Stated goal: Copy all entries without alteration and skip the pictures they hold.

Data provided:
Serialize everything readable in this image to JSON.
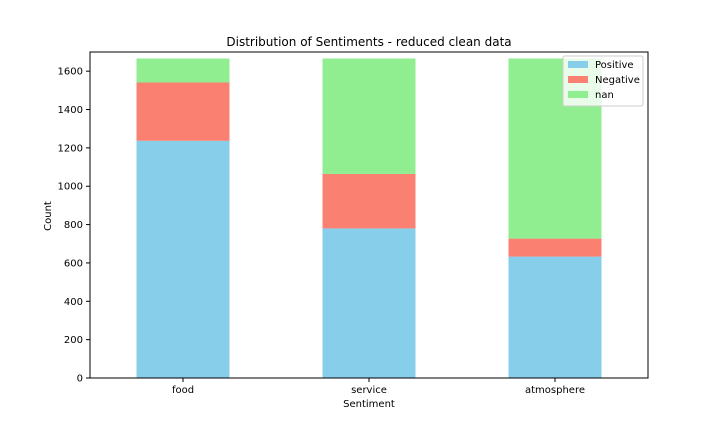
{
  "chart_data": {
    "type": "bar",
    "stacked": true,
    "title": "Distribution of Sentiments - reduced clean data",
    "xlabel": "Sentiment",
    "ylabel": "Count",
    "categories": [
      "food",
      "service",
      "atmosphere"
    ],
    "series": [
      {
        "name": "Positive",
        "color": "#87ceeb",
        "values": [
          1237,
          780,
          633
        ]
      },
      {
        "name": "Negative",
        "color": "#fa8072",
        "values": [
          304,
          284,
          94
        ]
      },
      {
        "name": "nan",
        "color": "#90ee90",
        "values": [
          125,
          602,
          939
        ]
      }
    ],
    "ylim": [
      0,
      1700
    ],
    "yticks": [
      0,
      200,
      400,
      600,
      800,
      1000,
      1200,
      1400,
      1600
    ],
    "legend_position": "top-right",
    "grid": false
  }
}
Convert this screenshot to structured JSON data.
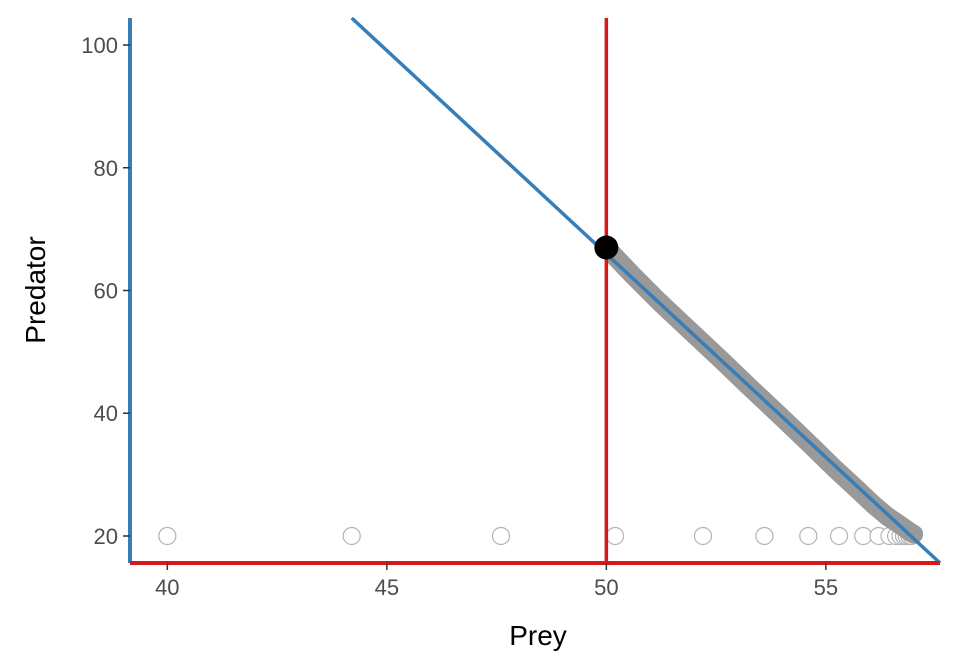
{
  "chart_data": {
    "type": "scatter",
    "title": "",
    "xlabel": "Prey",
    "ylabel": "Predator",
    "xlim": [
      39.15,
      57.6
    ],
    "ylim": [
      15.6,
      104.4
    ],
    "grid": false,
    "x_ticks": [
      40,
      45,
      50,
      55
    ],
    "y_ticks": [
      20,
      40,
      60,
      80,
      100
    ],
    "x_tick_labels": [
      "40",
      "45",
      "50",
      "55"
    ],
    "y_tick_labels": [
      "20",
      "40",
      "60",
      "80",
      "100"
    ],
    "colors": {
      "prey_nullcline": "#d7191c",
      "predator_nullcline": "#377eb8",
      "trajectory": "#999999",
      "equilibrium": "#000000",
      "open_points": "#b3b3b3"
    },
    "prey_nullcline": {
      "x": 50
    },
    "predator_nullcline": {
      "x": [
        44.2,
        57.6
      ],
      "y": [
        104.4,
        15.6
      ]
    },
    "trajectory": {
      "x": [
        50.0,
        50.6,
        51.2,
        51.9,
        52.6,
        53.3,
        54.0,
        54.6,
        55.2,
        55.7,
        56.1,
        56.4,
        56.65,
        56.85,
        56.95,
        57.0
      ],
      "y": [
        67,
        62.5,
        58.2,
        53.5,
        48.8,
        44.0,
        39.3,
        35.2,
        31.0,
        27.7,
        25.0,
        23.2,
        22.0,
        21.0,
        20.5,
        20.3
      ]
    },
    "equilibrium": {
      "x": 50,
      "y": 67
    },
    "open_points": {
      "x": [
        40.0,
        44.2,
        47.6,
        50.2,
        52.2,
        53.6,
        54.6,
        55.3,
        55.85,
        56.2,
        56.45,
        56.6,
        56.7,
        56.78,
        56.84,
        56.9,
        56.95
      ],
      "y": [
        20,
        20,
        20,
        20,
        20,
        20,
        20,
        20,
        20,
        20,
        20,
        20,
        20,
        20,
        20,
        20,
        20
      ]
    }
  }
}
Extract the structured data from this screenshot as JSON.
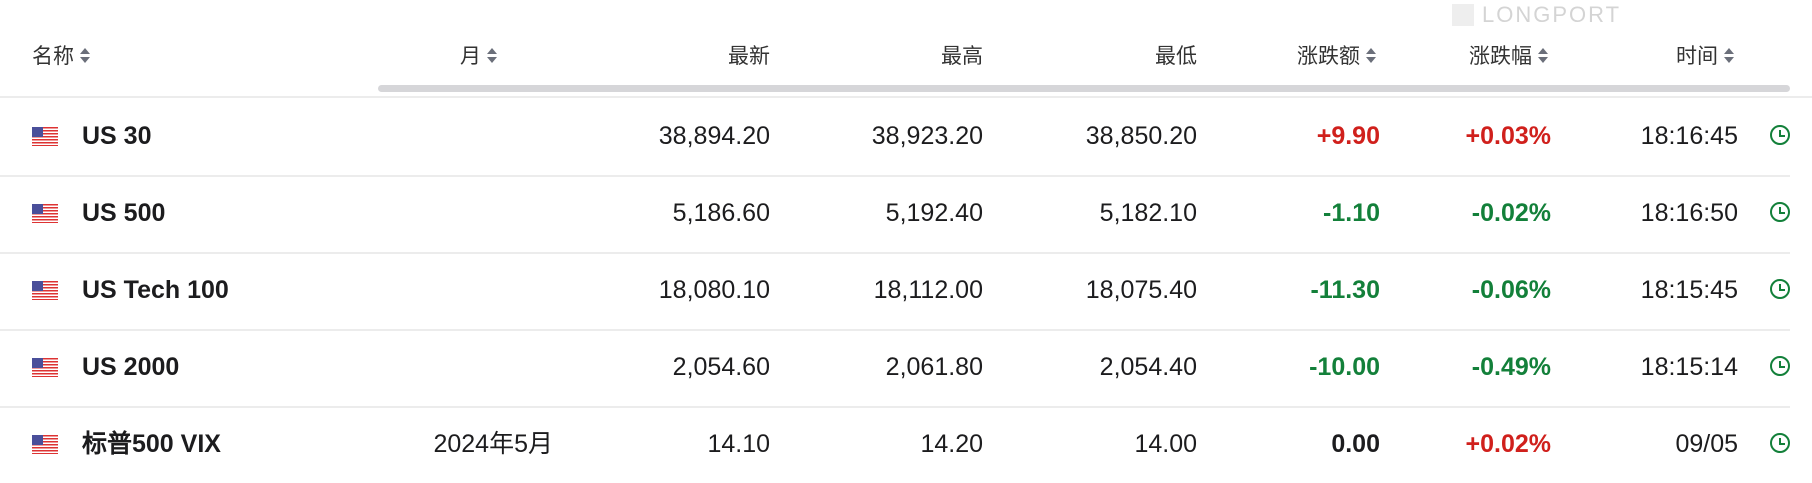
{
  "headers": {
    "name": "名称",
    "month": "月",
    "latest": "最新",
    "high": "最高",
    "low": "最低",
    "change": "涨跌额",
    "change_pct": "涨跌幅",
    "time": "时间"
  },
  "colors": {
    "up": "#d0201c",
    "down": "#13803a"
  },
  "watermark": "LONGPORT",
  "rows": [
    {
      "flag": "us-flag-icon",
      "name": "US 30",
      "month": "",
      "latest": "38,894.20",
      "high": "38,923.20",
      "low": "38,850.20",
      "change": "+9.90",
      "change_pct": "+0.03%",
      "time": "18:16:45",
      "change_dir": "up",
      "pct_dir": "up"
    },
    {
      "flag": "us-flag-icon",
      "name": "US 500",
      "month": "",
      "latest": "5,186.60",
      "high": "5,192.40",
      "low": "5,182.10",
      "change": "-1.10",
      "change_pct": "-0.02%",
      "time": "18:16:50",
      "change_dir": "down",
      "pct_dir": "down"
    },
    {
      "flag": "us-flag-icon",
      "name": "US Tech 100",
      "month": "",
      "latest": "18,080.10",
      "high": "18,112.00",
      "low": "18,075.40",
      "change": "-11.30",
      "change_pct": "-0.06%",
      "time": "18:15:45",
      "change_dir": "down",
      "pct_dir": "down"
    },
    {
      "flag": "us-flag-icon",
      "name": "US 2000",
      "month": "",
      "latest": "2,054.60",
      "high": "2,061.80",
      "low": "2,054.40",
      "change": "-10.00",
      "change_pct": "-0.49%",
      "time": "18:15:14",
      "change_dir": "down",
      "pct_dir": "down"
    },
    {
      "flag": "us-flag-icon",
      "name": "标普500 VIX",
      "month": "2024年5月",
      "latest": "14.10",
      "high": "14.20",
      "low": "14.00",
      "change": "0.00",
      "change_pct": "+0.02%",
      "time": "09/05",
      "change_dir": "flat",
      "pct_dir": "up"
    }
  ]
}
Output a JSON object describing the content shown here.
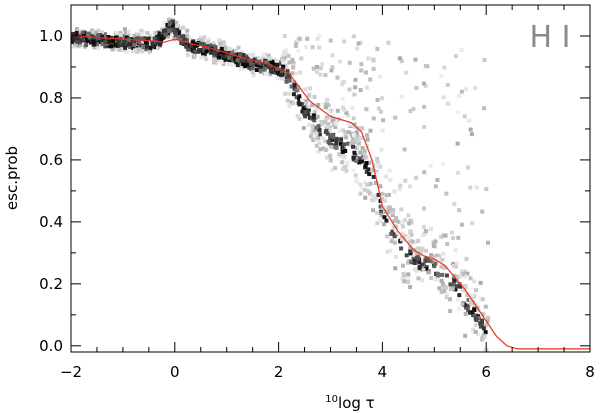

Task result:
Serialize everything readable in this image to JSON.
{
  "chart_data": {
    "type": "bar",
    "stacked": true,
    "title": "Distribution of Sentiments - reduced clean data",
    "xlabel": "Sentiment",
    "ylabel": "Count",
    "categories": [
      "food",
      "service",
      "atmosphere"
    ],
    "series": [
      {
        "name": "Positive",
        "color": "#87ceeb",
        "values": [
          1237,
          780,
          633
        ]
      },
      {
        "name": "Negative",
        "color": "#fa8072",
        "values": [
          304,
          284,
          94
        ]
      },
      {
        "name": "nan",
        "color": "#90ee90",
        "values": [
          125,
          602,
          939
        ]
      }
    ],
    "ylim": [
      0,
      1700
    ],
    "yticks": [
      0,
      200,
      400,
      600,
      800,
      1000,
      1200,
      1400,
      1600
    ],
    "legend_position": "top-right",
    "grid": false
  }
}
Convert this screenshot to structured JSON data.
{
  "chart_data": {
    "type": "scatter",
    "title": "",
    "xlabel": "Prey",
    "ylabel": "Predator",
    "xlim": [
      39.15,
      57.6
    ],
    "ylim": [
      15.6,
      104.4
    ],
    "grid": false,
    "x_ticks": [
      40,
      45,
      50,
      55
    ],
    "y_ticks": [
      20,
      40,
      60,
      80,
      100
    ],
    "x_tick_labels": [
      "40",
      "45",
      "50",
      "55"
    ],
    "y_tick_labels": [
      "20",
      "40",
      "60",
      "80",
      "100"
    ],
    "colors": {
      "prey_nullcline": "#d7191c",
      "predator_nullcline": "#377eb8",
      "trajectory": "#999999",
      "equilibrium": "#000000",
      "open_points": "#b3b3b3"
    },
    "prey_nullcline": {
      "x": 50
    },
    "predator_nullcline": {
      "x": [
        44.2,
        57.6
      ],
      "y": [
        104.4,
        15.6
      ]
    },
    "trajectory": {
      "x": [
        50.0,
        50.6,
        51.2,
        51.9,
        52.6,
        53.3,
        54.0,
        54.6,
        55.2,
        55.7,
        56.1,
        56.4,
        56.65,
        56.85,
        56.95,
        57.0
      ],
      "y": [
        67,
        62.5,
        58.2,
        53.5,
        48.8,
        44.0,
        39.3,
        35.2,
        31.0,
        27.7,
        25.0,
        23.2,
        22.0,
        21.0,
        20.5,
        20.3
      ]
    },
    "equilibrium": {
      "x": 50,
      "y": 67
    },
    "open_points": {
      "x": [
        40.0,
        44.2,
        47.6,
        50.2,
        52.2,
        53.6,
        54.6,
        55.3,
        55.85,
        56.2,
        56.45,
        56.6,
        56.7,
        56.78,
        56.84,
        56.9,
        56.95
      ],
      "y": [
        20,
        20,
        20,
        20,
        20,
        20,
        20,
        20,
        20,
        20,
        20,
        20,
        20,
        20,
        20,
        20,
        20
      ]
    }
  }
}
Extract the structured data from this screenshot as JSON.
{
  "headers": {
    "name": "名称",
    "month": "月",
    "latest": "最新",
    "high": "最高",
    "low": "最低",
    "change": "涨跌额",
    "change_pct": "涨跌幅",
    "time": "时间"
  },
  "colors": {
    "up": "#d0201c",
    "down": "#13803a"
  },
  "watermark": "LONGPORT",
  "rows": [
    {
      "flag": "us-flag-icon",
      "name": "US 30",
      "month": "",
      "latest": "38,894.20",
      "high": "38,923.20",
      "low": "38,850.20",
      "change": "+9.90",
      "change_pct": "+0.03%",
      "time": "18:16:45",
      "change_dir": "up",
      "pct_dir": "up"
    },
    {
      "flag": "us-flag-icon",
      "name": "US 500",
      "month": "",
      "latest": "5,186.60",
      "high": "5,192.40",
      "low": "5,182.10",
      "change": "-1.10",
      "change_pct": "-0.02%",
      "time": "18:16:50",
      "change_dir": "down",
      "pct_dir": "down"
    },
    {
      "flag": "us-flag-icon",
      "name": "US Tech 100",
      "month": "",
      "latest": "18,080.10",
      "high": "18,112.00",
      "low": "18,075.40",
      "change": "-11.30",
      "change_pct": "-0.06%",
      "time": "18:15:45",
      "change_dir": "down",
      "pct_dir": "down"
    },
    {
      "flag": "us-flag-icon",
      "name": "US 2000",
      "month": "",
      "latest": "2,054.60",
      "high": "2,061.80",
      "low": "2,054.40",
      "change": "-10.00",
      "change_pct": "-0.49%",
      "time": "18:15:14",
      "change_dir": "down",
      "pct_dir": "down"
    },
    {
      "flag": "us-flag-icon",
      "name": "标普500 VIX",
      "month": "2024年5月",
      "latest": "14.10",
      "high": "14.20",
      "low": "14.00",
      "change": "0.00",
      "change_pct": "+0.02%",
      "time": "09/05",
      "change_dir": "flat",
      "pct_dir": "up"
    }
  ]
}
Output a JSON object describing the content shown here.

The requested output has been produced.